> _What is required_
All lines in which the word "Records" occurs are to be extracted.
___ The data
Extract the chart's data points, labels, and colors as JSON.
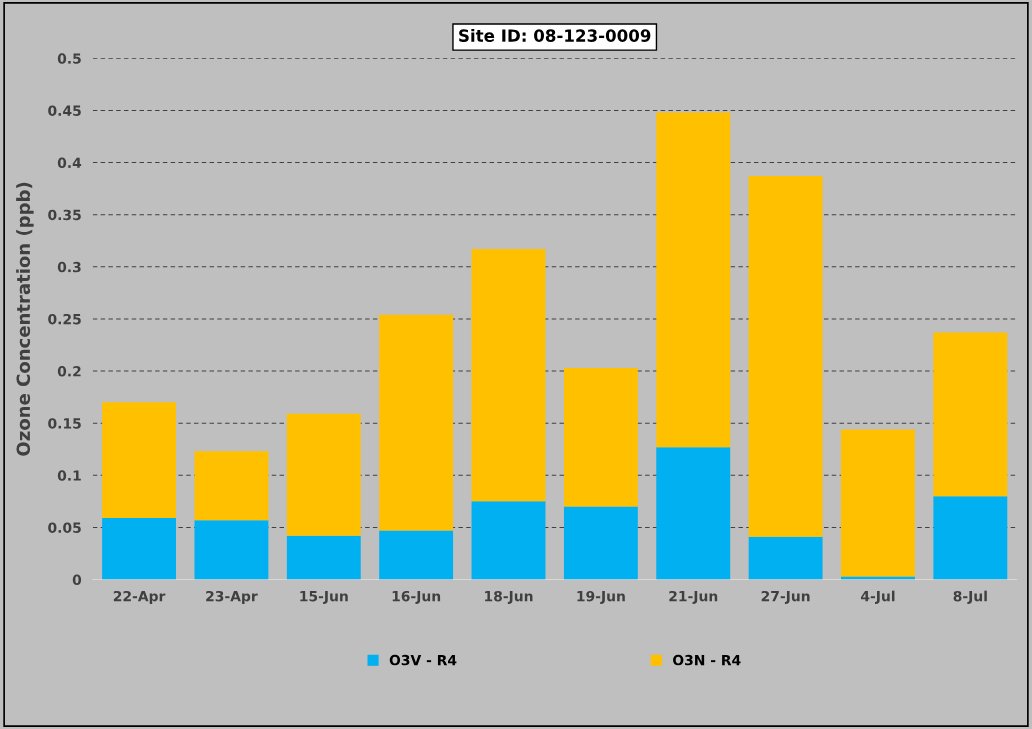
{
  "chart_data": {
    "type": "bar",
    "title": "Site ID: 08-123-0009",
    "ylabel": "Ozone Concentration (ppb)",
    "categories": [
      "22-Apr",
      "23-Apr",
      "15-Jun",
      "16-Jun",
      "18-Jun",
      "19-Jun",
      "21-Jun",
      "27-Jun",
      "4-Jul",
      "8-Jul"
    ],
    "stacked": true,
    "series": [
      {
        "name": "O3V - R4",
        "color": "#00b0f0",
        "values": [
          0.059,
          0.057,
          0.042,
          0.047,
          0.075,
          0.07,
          0.127,
          0.041,
          0.003,
          0.08
        ]
      },
      {
        "name": "O3N - R4",
        "color": "#ffc000",
        "values": [
          0.111,
          0.066,
          0.117,
          0.207,
          0.242,
          0.133,
          0.321,
          0.346,
          0.141,
          0.157
        ]
      }
    ],
    "ylim": [
      0,
      0.5
    ],
    "yticks": [
      0,
      0.05,
      0.1,
      0.15,
      0.2,
      0.25,
      0.3,
      0.35,
      0.4,
      0.45,
      0.5
    ],
    "grid": "y",
    "legend": "bottom"
  }
}
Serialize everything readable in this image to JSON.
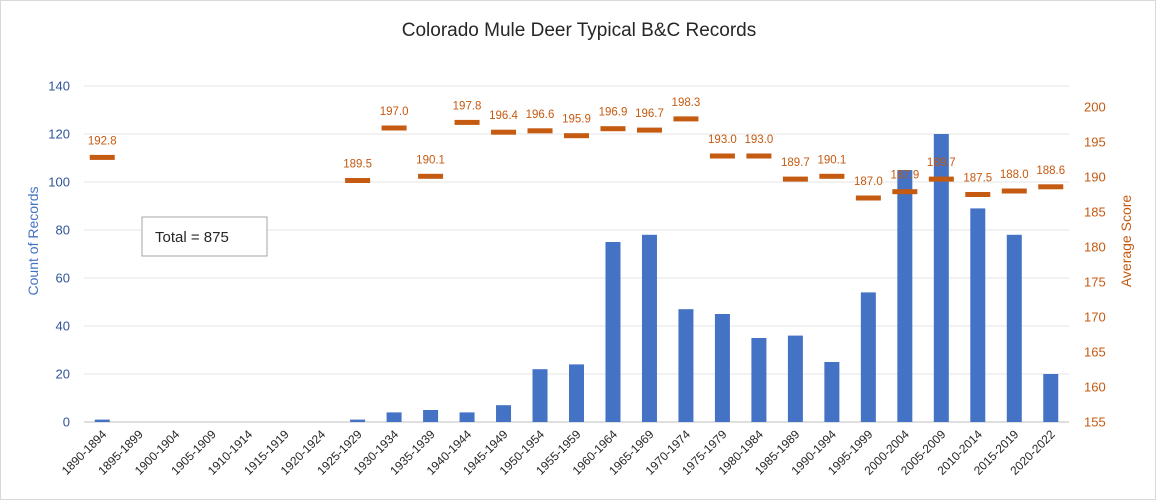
{
  "chart_data": {
    "type": "bar+marker",
    "title": "Colorado Mule Deer Typical B&C Records",
    "categories": [
      "1890-1894",
      "1895-1899",
      "1900-1904",
      "1905-1909",
      "1910-1914",
      "1915-1919",
      "1920-1924",
      "1925-1929",
      "1930-1934",
      "1935-1939",
      "1940-1944",
      "1945-1949",
      "1950-1954",
      "1955-1959",
      "1960-1964",
      "1965-1969",
      "1970-1974",
      "1975-1979",
      "1980-1984",
      "1985-1989",
      "1990-1994",
      "1995-1999",
      "2000-2004",
      "2005-2009",
      "2010-2014",
      "2015-2019",
      "2020-2022"
    ],
    "series": [
      {
        "axis": "left",
        "kind": "bar",
        "color": "#4472c4",
        "values": [
          1,
          0,
          0,
          0,
          0,
          0,
          0,
          1,
          4,
          5,
          4,
          7,
          22,
          24,
          75,
          78,
          47,
          45,
          35,
          36,
          25,
          54,
          105,
          120,
          89,
          78,
          20
        ]
      },
      {
        "axis": "right",
        "kind": "marker",
        "color": "#c55a11",
        "values": [
          192.8,
          null,
          null,
          null,
          null,
          null,
          null,
          189.5,
          197.0,
          190.1,
          197.8,
          196.4,
          196.6,
          195.9,
          196.9,
          196.7,
          198.3,
          193.0,
          193.0,
          189.7,
          190.1,
          187.0,
          187.9,
          189.7,
          187.5,
          188.0,
          188.6
        ],
        "labels": [
          "192.8",
          "",
          "",
          "",
          "",
          "",
          "",
          "189.5",
          "197.0",
          "190.1",
          "197.8",
          "196.4",
          "196.6",
          "195.9",
          "196.9",
          "196.7",
          "198.3",
          "193.0",
          "193.0",
          "189.7",
          "190.1",
          "187.0",
          "187.9",
          "189.7",
          "187.5",
          "188.0",
          "188.6"
        ]
      }
    ],
    "y_left": {
      "label": "Count of Records",
      "range": [
        0,
        150
      ],
      "ticks": [
        "0",
        "20",
        "40",
        "60",
        "80",
        "100",
        "120",
        "140"
      ],
      "tick_values": [
        0,
        20,
        40,
        60,
        80,
        100,
        120,
        140
      ]
    },
    "y_right": {
      "label": "Average Score",
      "range": [
        155,
        202
      ],
      "ticks": [
        "155",
        "160",
        "165",
        "170",
        "175",
        "180",
        "185",
        "190",
        "195",
        "200"
      ],
      "tick_values": [
        155,
        160,
        165,
        170,
        175,
        180,
        185,
        190,
        195,
        200
      ]
    },
    "annotation": "Total = 875",
    "grid": "horizontal",
    "legend": "none"
  }
}
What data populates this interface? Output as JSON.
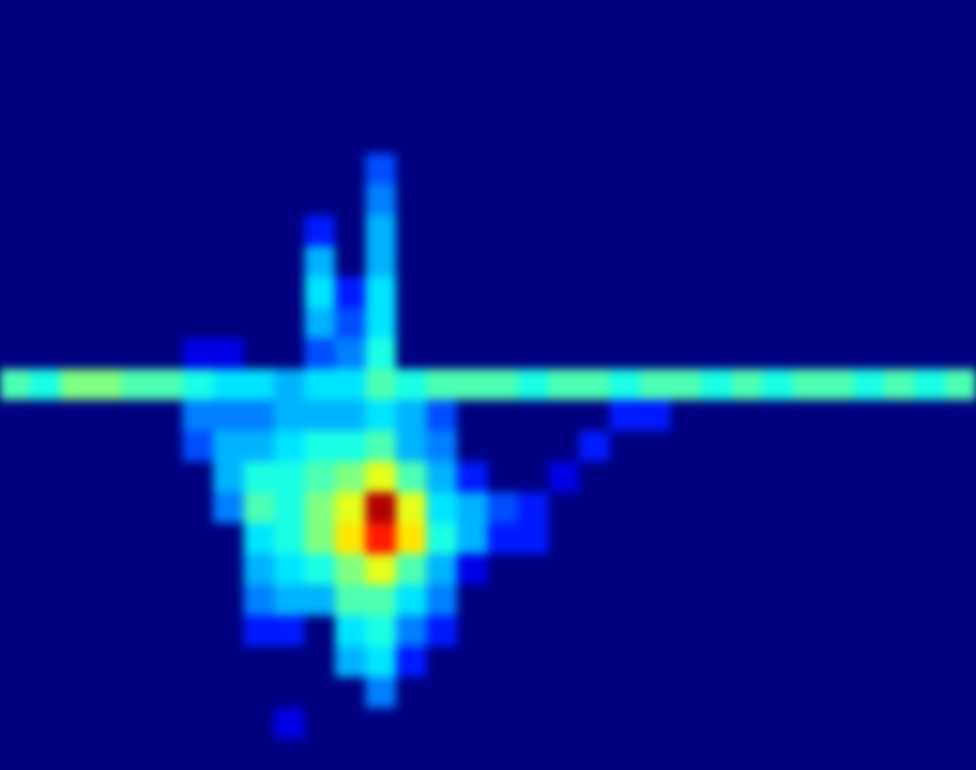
{
  "chart_data": {
    "type": "heatmap",
    "tick_labels": false,
    "xlim": [
      0,
      32
    ],
    "ylim": [
      0,
      25
    ],
    "zlim": [
      0,
      1
    ],
    "cells": [
      [
        0,
        0,
        0,
        0,
        0,
        0,
        0,
        0,
        0,
        0,
        0,
        0,
        0,
        0,
        0,
        0,
        0,
        0,
        0,
        0,
        0,
        0,
        0,
        0,
        0,
        0,
        0,
        0,
        0,
        0,
        0,
        0
      ],
      [
        0,
        0,
        0,
        0,
        0,
        0,
        0,
        0,
        0,
        0,
        0,
        0,
        0,
        0,
        0,
        0,
        0,
        0,
        0,
        0,
        0,
        0,
        0,
        0,
        0,
        0,
        0,
        0,
        0,
        0,
        0,
        0
      ],
      [
        0,
        0,
        0,
        0,
        0,
        0,
        0,
        0,
        0,
        0,
        0,
        0,
        0,
        0,
        0,
        0,
        0,
        0,
        0,
        0,
        0,
        0,
        0,
        0,
        0,
        0,
        0,
        0,
        0,
        0,
        0,
        0
      ],
      [
        0,
        0,
        0,
        0,
        0,
        0,
        0,
        0,
        0,
        0,
        0,
        0,
        0,
        0,
        0,
        0,
        0,
        0,
        0,
        0,
        0,
        0,
        0,
        0,
        0,
        0,
        0,
        0,
        0,
        0,
        0,
        0
      ],
      [
        0,
        0,
        0,
        0,
        0,
        0,
        0,
        0,
        0,
        0,
        0,
        0,
        0,
        0,
        0,
        0,
        0,
        0,
        0,
        0,
        0,
        0,
        0,
        0,
        0,
        0,
        0,
        0,
        0,
        0,
        0,
        0
      ],
      [
        0,
        0,
        0,
        0,
        0,
        0,
        0,
        0,
        0,
        0,
        0,
        0,
        0.2,
        0,
        0,
        0,
        0,
        0,
        0,
        0,
        0,
        0,
        0,
        0,
        0,
        0,
        0,
        0,
        0,
        0,
        0,
        0
      ],
      [
        0,
        0,
        0,
        0,
        0,
        0,
        0,
        0,
        0,
        0,
        0,
        0,
        0.25,
        0,
        0,
        0,
        0,
        0,
        0,
        0,
        0,
        0,
        0,
        0,
        0,
        0,
        0,
        0,
        0,
        0,
        0,
        0
      ],
      [
        0,
        0,
        0,
        0,
        0,
        0,
        0,
        0,
        0,
        0,
        0.15,
        0,
        0.3,
        0,
        0,
        0,
        0,
        0,
        0,
        0,
        0,
        0,
        0,
        0,
        0,
        0,
        0,
        0,
        0,
        0,
        0,
        0
      ],
      [
        0,
        0,
        0,
        0,
        0,
        0,
        0,
        0,
        0,
        0,
        0.3,
        0,
        0.3,
        0,
        0,
        0,
        0,
        0,
        0,
        0,
        0,
        0,
        0,
        0,
        0,
        0,
        0,
        0,
        0,
        0,
        0,
        0
      ],
      [
        0,
        0,
        0,
        0,
        0,
        0,
        0,
        0,
        0,
        0,
        0.35,
        0.15,
        0.35,
        0,
        0,
        0,
        0,
        0,
        0,
        0,
        0,
        0,
        0,
        0,
        0,
        0,
        0,
        0,
        0,
        0,
        0,
        0
      ],
      [
        0,
        0,
        0,
        0,
        0,
        0,
        0,
        0,
        0,
        0,
        0.3,
        0.2,
        0.35,
        0,
        0,
        0,
        0,
        0,
        0,
        0,
        0,
        0,
        0,
        0,
        0,
        0,
        0,
        0,
        0,
        0,
        0,
        0
      ],
      [
        0,
        0,
        0,
        0,
        0,
        0,
        0.1,
        0.1,
        0,
        0,
        0.2,
        0.25,
        0.4,
        0,
        0,
        0,
        0,
        0,
        0,
        0,
        0,
        0,
        0,
        0,
        0,
        0,
        0,
        0,
        0,
        0,
        0,
        0
      ],
      [
        0.45,
        0.4,
        0.5,
        0.5,
        0.45,
        0.45,
        0.4,
        0.35,
        0.35,
        0.3,
        0.35,
        0.35,
        0.45,
        0.4,
        0.45,
        0.45,
        0.45,
        0.4,
        0.45,
        0.45,
        0.4,
        0.45,
        0.45,
        0.4,
        0.45,
        0.4,
        0.45,
        0.45,
        0.4,
        0.45,
        0.4,
        0.45
      ],
      [
        0,
        0,
        0,
        0,
        0,
        0,
        0.25,
        0.25,
        0.25,
        0.3,
        0.3,
        0.3,
        0.35,
        0.3,
        0.2,
        0,
        0,
        0,
        0,
        0,
        0.15,
        0.15,
        0,
        0,
        0,
        0,
        0,
        0,
        0,
        0,
        0,
        0
      ],
      [
        0,
        0,
        0,
        0,
        0,
        0,
        0.2,
        0.3,
        0.3,
        0.35,
        0.4,
        0.4,
        0.45,
        0.3,
        0.25,
        0,
        0,
        0,
        0,
        0.15,
        0,
        0,
        0,
        0,
        0,
        0,
        0,
        0,
        0,
        0,
        0,
        0
      ],
      [
        0,
        0,
        0,
        0,
        0,
        0,
        0,
        0.3,
        0.4,
        0.4,
        0.45,
        0.5,
        0.6,
        0.45,
        0.3,
        0.15,
        0,
        0,
        0.1,
        0,
        0,
        0,
        0,
        0,
        0,
        0,
        0,
        0,
        0,
        0,
        0,
        0
      ],
      [
        0,
        0,
        0,
        0,
        0,
        0,
        0,
        0.25,
        0.45,
        0.4,
        0.5,
        0.6,
        0.95,
        0.6,
        0.35,
        0.3,
        0.2,
        0.15,
        0,
        0,
        0,
        0,
        0,
        0,
        0,
        0,
        0,
        0,
        0,
        0,
        0,
        0
      ],
      [
        0,
        0,
        0,
        0,
        0,
        0,
        0,
        0,
        0.35,
        0.4,
        0.5,
        0.65,
        0.85,
        0.65,
        0.4,
        0.3,
        0.15,
        0.15,
        0,
        0,
        0,
        0,
        0,
        0,
        0,
        0,
        0,
        0,
        0,
        0,
        0,
        0
      ],
      [
        0,
        0,
        0,
        0,
        0,
        0,
        0,
        0,
        0.3,
        0.35,
        0.4,
        0.5,
        0.6,
        0.45,
        0.3,
        0.1,
        0,
        0,
        0,
        0,
        0,
        0,
        0,
        0,
        0,
        0,
        0,
        0,
        0,
        0,
        0,
        0
      ],
      [
        0,
        0,
        0,
        0,
        0,
        0,
        0,
        0,
        0.25,
        0.3,
        0.3,
        0.45,
        0.45,
        0.35,
        0.25,
        0,
        0,
        0,
        0,
        0,
        0,
        0,
        0,
        0,
        0,
        0,
        0,
        0,
        0,
        0,
        0,
        0
      ],
      [
        0,
        0,
        0,
        0,
        0,
        0,
        0,
        0,
        0.15,
        0.15,
        0,
        0.35,
        0.4,
        0.25,
        0.15,
        0,
        0,
        0,
        0,
        0,
        0,
        0,
        0,
        0,
        0,
        0,
        0,
        0,
        0,
        0,
        0,
        0
      ],
      [
        0,
        0,
        0,
        0,
        0,
        0,
        0,
        0,
        0,
        0,
        0,
        0.3,
        0.35,
        0.15,
        0,
        0,
        0,
        0,
        0,
        0,
        0,
        0,
        0,
        0,
        0,
        0,
        0,
        0,
        0,
        0,
        0,
        0
      ],
      [
        0,
        0,
        0,
        0,
        0,
        0,
        0,
        0,
        0,
        0,
        0,
        0,
        0.25,
        0,
        0,
        0,
        0,
        0,
        0,
        0,
        0,
        0,
        0,
        0,
        0,
        0,
        0,
        0,
        0,
        0,
        0,
        0
      ],
      [
        0,
        0,
        0,
        0,
        0,
        0,
        0,
        0,
        0,
        0.1,
        0,
        0,
        0,
        0,
        0,
        0,
        0,
        0,
        0,
        0,
        0,
        0,
        0,
        0,
        0,
        0,
        0,
        0,
        0,
        0,
        0,
        0
      ],
      [
        0,
        0,
        0,
        0,
        0,
        0,
        0,
        0,
        0,
        0,
        0,
        0,
        0,
        0,
        0,
        0,
        0,
        0,
        0,
        0,
        0,
        0,
        0,
        0,
        0,
        0,
        0,
        0,
        0,
        0,
        0,
        0
      ]
    ]
  }
}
______
> _Answer for this exercise_
    "title": "Colorado Mule Deer Typical B&C Records",
      "label": "Count of Records",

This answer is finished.